Using the information:
A – Print the part of the article on North Carolina hospital competition starting at "State Treasurer Dale" and ending at "consolidation, not competition.".
B – According to the article on North Carolina hospital competition, how much did HCA Healthcare pay for Mission Health, and in what year?
C – Drawing on the article on North Carolina hospital competition, explain why Mission Health says it is seeking a $125 million expansion of its ICU and medical-surgical beds.

Reading text:
+-------+

State Treasurer Dale Folwell lowered the boom against the state’s hospital industry again Tuesday, criticizing them for making too much money and not offering enough charity care.
He issued a detailed report on the finances of the seven biggest N.C.-based hospital systems, timing its release to the publication of a Washington Post story about how federal pandemic aid bolstered Charlotte-based Atrium Health and other robust hospital systems.
The treasurer’s latest critique comes just as one of those big N.C. systems seeks to compete against the largest U.S. hospital company. Winston-Salem-based Novant Health wants to build a 75-bed, $328 million hospital in Buncombe County, taking on the area’s dominant provider Mission Health, which is owned by Nashville-based HCA Healthcare.
It’s an unconventional move given the trend of hospital industry consolidation, not competition.
Novant filed for the expansion through the state’s Certificate of Need process, which limits growth to avoid duplication and excessive spending. Mission is also vying for additional hospital beds, as is Altamonte Springs, Florida-based Advent Health, which has a hospital in Hendersonville It is affiliated with the Seventh-day Adventist Church.
Novant is in an aggressive expansion mode, having acquired New Hanover Regional Medical Center to complement its big operations in the Triad and Charlotte areas. The investment in Buncombe would be minor compared with Wilmington, where Novant spent more than $1 billion upfront to buy the county-owned system. It also pledged a couple billion dollars more in expansions over the next decade.
Asked why it wants to compete with HCA, Novant sent a statement noting its commitment “to improving the health of our communities, one person at a time. In order to deliver on this commitment, we must ensure acute care resources expand to reach the growing population areas across the state.”
Novant contrasted its N.C. roots with the other two bidders and said its hospital “will make vital services more accessible and convenient for residents who may otherwise find the care they need is out-of-reach.” It is also proposing surgery and radiology operations and a 35-bay emergency room.
Novant would enter Buncombe as Mission faces lawsuits and widespread negative publicity related to its operations since HCA bought the system for $1.5 billion in 2019. Folwell and local officials have repeatedly criticized HCA for reducing the quality of care while boosting profits.
HCA contends it is improving care and offering broader services than Mission could have had it remained independent. It has also paid more than $50 million in taxes since the acquisition, unlike its tax-exempt peers.
Mission’s CON application calls for a $125 million expansion in ICU and medical-surgical beds “to serve the communities growing need for complex and specialty care.” It adds that it has “experienced capacity constraints for this type of specialized care because it is the region’s only tertiary care center, trauma center and pediatric specialty hospital,” according to an emailed statement
“By expanding our capacity, we will be better equipped to take in transfers from the region of the most critically ill patients.”
While hospital competition would benefit Buncombe residents, many would prefer a locally owned, nonprofit operation, says Mitchell Li, an emergency physician in Asheville who helped organize Take Medicine Back, which advocates for reducing corporate interests in health care.
His group and some other local organizations plan a public town hall-style meeting in mid-July in which Novant and Advent have tentatively agreed to answer questions about their plans.

+-------+

Information:
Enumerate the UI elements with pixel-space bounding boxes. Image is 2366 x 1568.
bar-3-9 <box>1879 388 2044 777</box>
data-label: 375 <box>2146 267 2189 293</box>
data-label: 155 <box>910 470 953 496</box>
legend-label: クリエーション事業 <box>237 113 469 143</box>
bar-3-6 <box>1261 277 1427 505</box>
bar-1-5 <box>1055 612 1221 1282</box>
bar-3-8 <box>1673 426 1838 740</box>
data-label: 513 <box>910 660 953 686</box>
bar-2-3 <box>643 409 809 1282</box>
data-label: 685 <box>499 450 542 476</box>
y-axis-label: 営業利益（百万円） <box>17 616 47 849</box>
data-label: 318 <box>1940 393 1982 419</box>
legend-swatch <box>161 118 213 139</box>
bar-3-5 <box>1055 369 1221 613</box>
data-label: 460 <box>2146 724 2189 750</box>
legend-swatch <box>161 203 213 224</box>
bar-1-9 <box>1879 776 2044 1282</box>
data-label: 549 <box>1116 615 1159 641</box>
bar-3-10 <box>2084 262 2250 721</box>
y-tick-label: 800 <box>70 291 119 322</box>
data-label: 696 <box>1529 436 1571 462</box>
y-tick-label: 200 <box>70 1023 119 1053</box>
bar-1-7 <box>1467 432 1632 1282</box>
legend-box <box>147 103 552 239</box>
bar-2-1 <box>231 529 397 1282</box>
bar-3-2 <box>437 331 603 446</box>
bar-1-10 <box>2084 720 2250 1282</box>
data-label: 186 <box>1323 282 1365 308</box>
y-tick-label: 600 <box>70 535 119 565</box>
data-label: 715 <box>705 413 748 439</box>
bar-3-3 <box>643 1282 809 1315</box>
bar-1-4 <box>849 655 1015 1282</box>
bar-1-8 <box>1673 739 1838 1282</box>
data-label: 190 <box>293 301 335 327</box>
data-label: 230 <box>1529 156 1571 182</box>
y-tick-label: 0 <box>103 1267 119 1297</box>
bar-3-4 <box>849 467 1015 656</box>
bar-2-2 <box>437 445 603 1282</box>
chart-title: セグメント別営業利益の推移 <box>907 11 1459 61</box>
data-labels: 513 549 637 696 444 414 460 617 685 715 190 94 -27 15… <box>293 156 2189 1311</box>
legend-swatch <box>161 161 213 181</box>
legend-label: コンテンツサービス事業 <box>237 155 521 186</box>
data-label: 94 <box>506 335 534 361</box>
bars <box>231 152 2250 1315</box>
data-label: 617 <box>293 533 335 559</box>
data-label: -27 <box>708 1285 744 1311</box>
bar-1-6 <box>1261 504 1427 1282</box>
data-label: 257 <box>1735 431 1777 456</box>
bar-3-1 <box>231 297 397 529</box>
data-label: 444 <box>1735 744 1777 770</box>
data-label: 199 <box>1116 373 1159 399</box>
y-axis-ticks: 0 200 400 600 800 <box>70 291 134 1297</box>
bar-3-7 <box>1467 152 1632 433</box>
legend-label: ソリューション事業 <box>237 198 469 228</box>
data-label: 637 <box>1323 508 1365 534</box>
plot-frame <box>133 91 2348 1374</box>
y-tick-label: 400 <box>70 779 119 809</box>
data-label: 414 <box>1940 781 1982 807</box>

+-------+

Task answers:
A –
State Treasurer Dale Folwell lowered the boom against the state’s hospital industry again Tuesday, criticizing them for making too much money and not offering enough charity care.
He issued a detailed report on the finances of the seven biggest N.C.-based hospital systems, timing its release to the publication of a Washington Post story about how federal pandemic aid bolstered Charlotte-based Atrium Health and other robust hospital systems.
The treasurer’s latest critique comes just as one of those big N.C. systems seeks to compete against the largest U.S. hospital company. Winston-Salem-based Novant Health wants to build a 75-bed, $328 million hospital in Buncombe County, taking on the area’s dominant provider Mission Health, which is owned by Nashville-based HCA Healthcare.
It’s an unconventional move given the trend of hospital industry consolidation, not competition.

B – HCA bought Mission Health for $1.5 billion in 2019.

C – Mission says it has faced capacity constraints for complex and specialty care because it is the region's only tertiary care center, trauma center and pediatric specialty hospital. It states that more capacity will better equip it to take in transfers of the most critically ill patients from the region and to serve the communities' growing need for such care.